_Given request_
Copy out the following lines word for word, all of them.

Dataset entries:
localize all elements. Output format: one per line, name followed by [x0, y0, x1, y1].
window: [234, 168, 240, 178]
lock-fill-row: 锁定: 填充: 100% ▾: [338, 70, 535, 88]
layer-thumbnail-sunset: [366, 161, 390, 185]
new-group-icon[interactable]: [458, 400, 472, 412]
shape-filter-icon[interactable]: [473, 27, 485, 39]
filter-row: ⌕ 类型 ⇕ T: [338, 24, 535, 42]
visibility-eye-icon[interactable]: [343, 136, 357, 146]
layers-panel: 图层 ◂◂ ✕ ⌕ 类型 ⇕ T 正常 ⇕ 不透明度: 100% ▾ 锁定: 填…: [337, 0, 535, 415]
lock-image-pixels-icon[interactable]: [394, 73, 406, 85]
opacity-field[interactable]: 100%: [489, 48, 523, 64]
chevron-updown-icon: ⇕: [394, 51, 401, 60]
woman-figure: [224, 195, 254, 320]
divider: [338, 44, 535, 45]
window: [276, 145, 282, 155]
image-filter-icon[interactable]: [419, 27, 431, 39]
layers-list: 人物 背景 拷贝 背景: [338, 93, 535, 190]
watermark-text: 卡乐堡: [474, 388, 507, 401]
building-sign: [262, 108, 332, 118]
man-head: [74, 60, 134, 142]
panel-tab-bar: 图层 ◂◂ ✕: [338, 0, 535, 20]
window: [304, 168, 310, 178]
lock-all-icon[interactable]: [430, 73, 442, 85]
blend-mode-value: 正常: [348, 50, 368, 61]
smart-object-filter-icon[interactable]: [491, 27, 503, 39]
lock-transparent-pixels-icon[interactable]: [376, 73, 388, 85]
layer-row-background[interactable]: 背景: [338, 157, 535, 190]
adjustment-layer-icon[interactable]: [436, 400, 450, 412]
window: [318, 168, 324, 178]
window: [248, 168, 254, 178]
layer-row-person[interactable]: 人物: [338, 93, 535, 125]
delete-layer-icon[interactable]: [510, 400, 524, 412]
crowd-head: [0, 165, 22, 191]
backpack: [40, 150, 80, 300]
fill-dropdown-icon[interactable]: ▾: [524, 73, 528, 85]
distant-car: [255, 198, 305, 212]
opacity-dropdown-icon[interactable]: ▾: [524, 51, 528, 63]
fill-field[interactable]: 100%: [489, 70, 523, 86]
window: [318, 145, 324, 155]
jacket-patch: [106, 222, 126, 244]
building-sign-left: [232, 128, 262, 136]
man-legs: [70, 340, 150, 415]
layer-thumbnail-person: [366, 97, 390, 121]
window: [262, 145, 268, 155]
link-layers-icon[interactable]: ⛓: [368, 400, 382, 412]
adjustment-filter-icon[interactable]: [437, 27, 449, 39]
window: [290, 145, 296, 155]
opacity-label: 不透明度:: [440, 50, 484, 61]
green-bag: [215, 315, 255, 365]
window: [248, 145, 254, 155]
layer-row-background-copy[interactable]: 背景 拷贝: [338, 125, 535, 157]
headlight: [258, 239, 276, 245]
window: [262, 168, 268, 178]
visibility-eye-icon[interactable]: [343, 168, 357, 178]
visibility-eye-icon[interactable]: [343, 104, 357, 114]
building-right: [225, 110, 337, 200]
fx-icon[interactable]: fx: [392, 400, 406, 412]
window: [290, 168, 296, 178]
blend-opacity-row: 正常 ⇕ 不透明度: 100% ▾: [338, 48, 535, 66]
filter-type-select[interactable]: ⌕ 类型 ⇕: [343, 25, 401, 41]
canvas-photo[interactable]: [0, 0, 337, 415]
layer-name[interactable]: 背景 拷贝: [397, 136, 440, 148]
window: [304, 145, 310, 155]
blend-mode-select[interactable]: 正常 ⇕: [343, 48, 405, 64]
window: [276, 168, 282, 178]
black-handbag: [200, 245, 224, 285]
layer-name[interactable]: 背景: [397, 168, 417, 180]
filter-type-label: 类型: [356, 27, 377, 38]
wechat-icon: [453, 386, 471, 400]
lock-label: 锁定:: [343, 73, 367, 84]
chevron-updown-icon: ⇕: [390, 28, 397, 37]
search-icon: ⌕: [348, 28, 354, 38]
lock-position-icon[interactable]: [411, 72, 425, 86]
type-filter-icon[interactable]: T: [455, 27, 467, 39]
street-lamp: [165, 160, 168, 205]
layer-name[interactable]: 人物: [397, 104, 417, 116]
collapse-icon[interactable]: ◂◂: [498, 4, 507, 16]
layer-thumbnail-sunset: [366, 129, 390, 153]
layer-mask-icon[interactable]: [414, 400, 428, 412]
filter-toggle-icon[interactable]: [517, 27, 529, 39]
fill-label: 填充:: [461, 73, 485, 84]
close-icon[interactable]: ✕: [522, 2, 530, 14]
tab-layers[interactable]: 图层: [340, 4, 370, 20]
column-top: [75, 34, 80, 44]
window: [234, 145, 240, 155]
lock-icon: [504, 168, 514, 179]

_The result_
localize all elements. Output format: one per line, name followed by [x0, y0, x1, y1].
window: [234, 168, 240, 178]
lock-fill-row: 锁定: 填充: 100% ▾: [338, 70, 535, 88]
layer-thumbnail-sunset: [366, 161, 390, 185]
new-group-icon[interactable]: [458, 400, 472, 412]
shape-filter-icon[interactable]: [473, 27, 485, 39]
filter-row: ⌕ 类型 ⇕ T: [338, 24, 535, 42]
visibility-eye-icon[interactable]: [343, 136, 357, 146]
layers-panel: 图层 ◂◂ ✕ ⌕ 类型 ⇕ T 正常 ⇕ 不透明度: 100% ▾ 锁定: 填…: [337, 0, 535, 415]
lock-image-pixels-icon[interactable]: [394, 73, 406, 85]
opacity-field[interactable]: 100%: [489, 48, 523, 64]
chevron-updown-icon: ⇕: [394, 51, 401, 60]
woman-figure: [224, 195, 254, 320]
divider: [338, 44, 535, 45]
window: [276, 145, 282, 155]
image-filter-icon[interactable]: [419, 27, 431, 39]
layers-list: 人物 背景 拷贝 背景: [338, 93, 535, 190]
watermark-text: 卡乐堡: [474, 388, 507, 401]
building-sign: [262, 108, 332, 118]
man-head: [74, 60, 134, 142]
panel-tab-bar: 图层 ◂◂ ✕: [338, 0, 535, 20]
window: [304, 168, 310, 178]
lock-all-icon[interactable]: [430, 73, 442, 85]
blend-mode-value: 正常: [348, 50, 368, 61]
smart-object-filter-icon[interactable]: [491, 27, 503, 39]
lock-transparent-pixels-icon[interactable]: [376, 73, 388, 85]
layer-row-background[interactable]: 背景: [338, 157, 535, 190]
adjustment-layer-icon[interactable]: [436, 400, 450, 412]
window: [318, 168, 324, 178]
window: [248, 168, 254, 178]
layer-row-person[interactable]: 人物: [338, 93, 535, 125]
delete-layer-icon[interactable]: [510, 400, 524, 412]
crowd-head: [0, 165, 22, 191]
backpack: [40, 150, 80, 300]
fill-dropdown-icon[interactable]: ▾: [524, 73, 528, 85]
distant-car: [255, 198, 305, 212]
opacity-dropdown-icon[interactable]: ▾: [524, 51, 528, 63]
fill-field[interactable]: 100%: [489, 70, 523, 86]
window: [318, 145, 324, 155]
jacket-patch: [106, 222, 126, 244]
building-sign-left: [232, 128, 262, 136]
man-legs: [70, 340, 150, 415]
layer-thumbnail-person: [366, 97, 390, 121]
window: [262, 145, 268, 155]
link-layers-icon[interactable]: ⛓: [368, 400, 382, 412]
adjustment-filter-icon[interactable]: [437, 27, 449, 39]
window: [290, 145, 296, 155]
opacity-label: 不透明度:: [440, 50, 484, 61]
green-bag: [215, 315, 255, 365]
window: [248, 145, 254, 155]
layer-row-background-copy[interactable]: 背景 拷贝: [338, 125, 535, 157]
headlight: [258, 239, 276, 245]
window: [262, 168, 268, 178]
visibility-eye-icon[interactable]: [343, 168, 357, 178]
visibility-eye-icon[interactable]: [343, 104, 357, 114]
building-right: [225, 110, 337, 200]
fx-icon[interactable]: fx: [392, 400, 406, 412]
window: [290, 168, 296, 178]
blend-opacity-row: 正常 ⇕ 不透明度: 100% ▾: [338, 48, 535, 66]
filter-type-select[interactable]: ⌕ 类型 ⇕: [343, 25, 401, 41]
canvas-photo[interactable]: [0, 0, 337, 415]
layer-name[interactable]: 背景 拷贝: [397, 136, 440, 148]
window: [304, 145, 310, 155]
blend-mode-select[interactable]: 正常 ⇕: [343, 48, 405, 64]
window: [276, 168, 282, 178]
black-handbag: [200, 245, 224, 285]
layer-name[interactable]: 背景: [397, 168, 417, 180]
filter-type-label: 类型: [356, 27, 377, 38]
wechat-icon: [453, 386, 471, 400]
lock-label: 锁定:: [343, 73, 367, 84]
chevron-updown-icon: ⇕: [390, 28, 397, 37]
search-icon: ⌕: [348, 28, 354, 38]
lock-position-icon[interactable]: [411, 72, 425, 86]
type-filter-icon[interactable]: T: [455, 27, 467, 39]
street-lamp: [165, 160, 168, 205]
layer-name[interactable]: 人物: [397, 104, 417, 116]
collapse-icon[interactable]: ◂◂: [498, 4, 507, 16]
layer-thumbnail-sunset: [366, 129, 390, 153]
layer-mask-icon[interactable]: [414, 400, 428, 412]
filter-toggle-icon[interactable]: [517, 27, 529, 39]
fill-label: 填充:: [461, 73, 485, 84]
close-icon[interactable]: ✕: [522, 2, 530, 14]
tab-layers[interactable]: 图层: [340, 4, 370, 20]
column-top: [75, 34, 80, 44]
window: [234, 145, 240, 155]
lock-icon: [504, 168, 514, 179]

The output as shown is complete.